#### Box annotation data:
• • • • •

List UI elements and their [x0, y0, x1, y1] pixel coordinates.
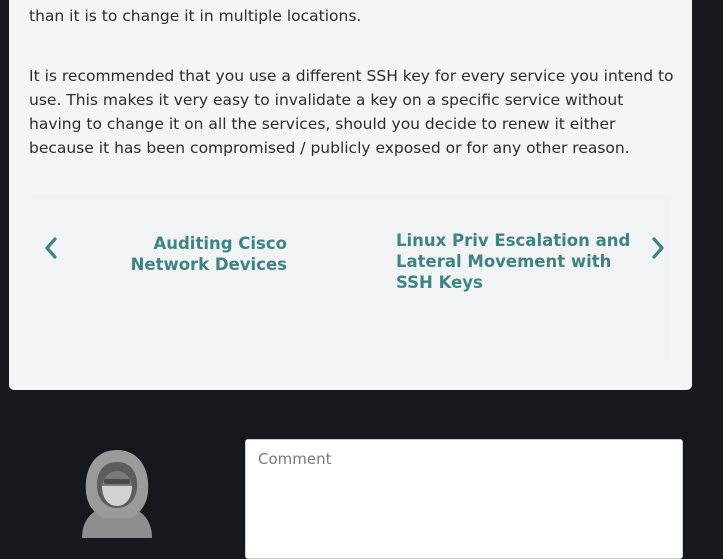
previous-post-link[interactable]: Auditing Cisco Network Devices [39, 233, 289, 283]
next-post-title: Linux Priv Escalation and Lateral Moveme… [396, 231, 631, 292]
post-navigation: Auditing Cisco Network Devices Linux Pri… [31, 195, 671, 360]
article-paragraph: It is recommended that you use a differe… [29, 67, 674, 157]
article-paragraph: If a keypair becomes compromised, it is … [29, 0, 646, 25]
chevron-right-icon [652, 237, 664, 259]
chevron-left-icon [45, 237, 57, 259]
user-avatar-icon [82, 450, 152, 538]
next-post-link[interactable]: Linux Priv Escalation and Lateral Moveme… [383, 230, 673, 300]
comment-input[interactable] [245, 439, 683, 559]
article-card: If a keypair becomes compromised, it is … [9, 0, 692, 390]
previous-post-title: Auditing Cisco Network Devices [130, 234, 287, 274]
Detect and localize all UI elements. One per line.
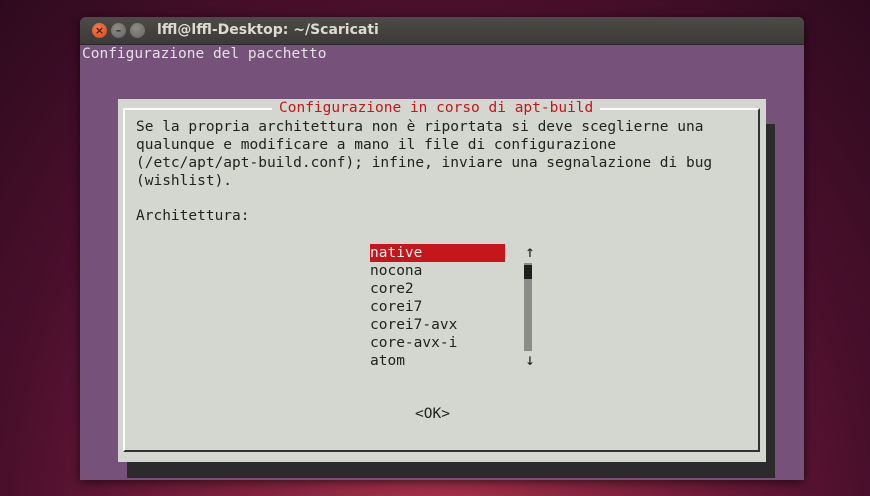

• • • • •

#### Aim:
Rewrite the data above with "UI elements" swapped for "interface elements" and nothing else changed, leaving out the pictures.

#### Finished task:
List interface elements and their [x0, y0, x1, y1] pixel coordinates.
previous-post-link[interactable]: Auditing Cisco Network Devices [39, 233, 289, 283]
next-post-title: Linux Priv Escalation and Lateral Moveme… [396, 231, 631, 292]
post-navigation: Auditing Cisco Network Devices Linux Pri… [31, 195, 671, 360]
article-paragraph: It is recommended that you use a differe… [29, 67, 674, 157]
article-paragraph: If a keypair becomes compromised, it is … [29, 0, 646, 25]
chevron-right-icon [652, 237, 664, 259]
chevron-left-icon [45, 237, 57, 259]
user-avatar-icon [82, 450, 152, 538]
next-post-link[interactable]: Linux Priv Escalation and Lateral Moveme… [383, 230, 673, 300]
comment-input[interactable] [245, 439, 683, 559]
article-card: If a keypair becomes compromised, it is … [9, 0, 692, 390]
previous-post-title: Auditing Cisco Network Devices [130, 234, 287, 274]
Detect and localize all interface elements. One per line.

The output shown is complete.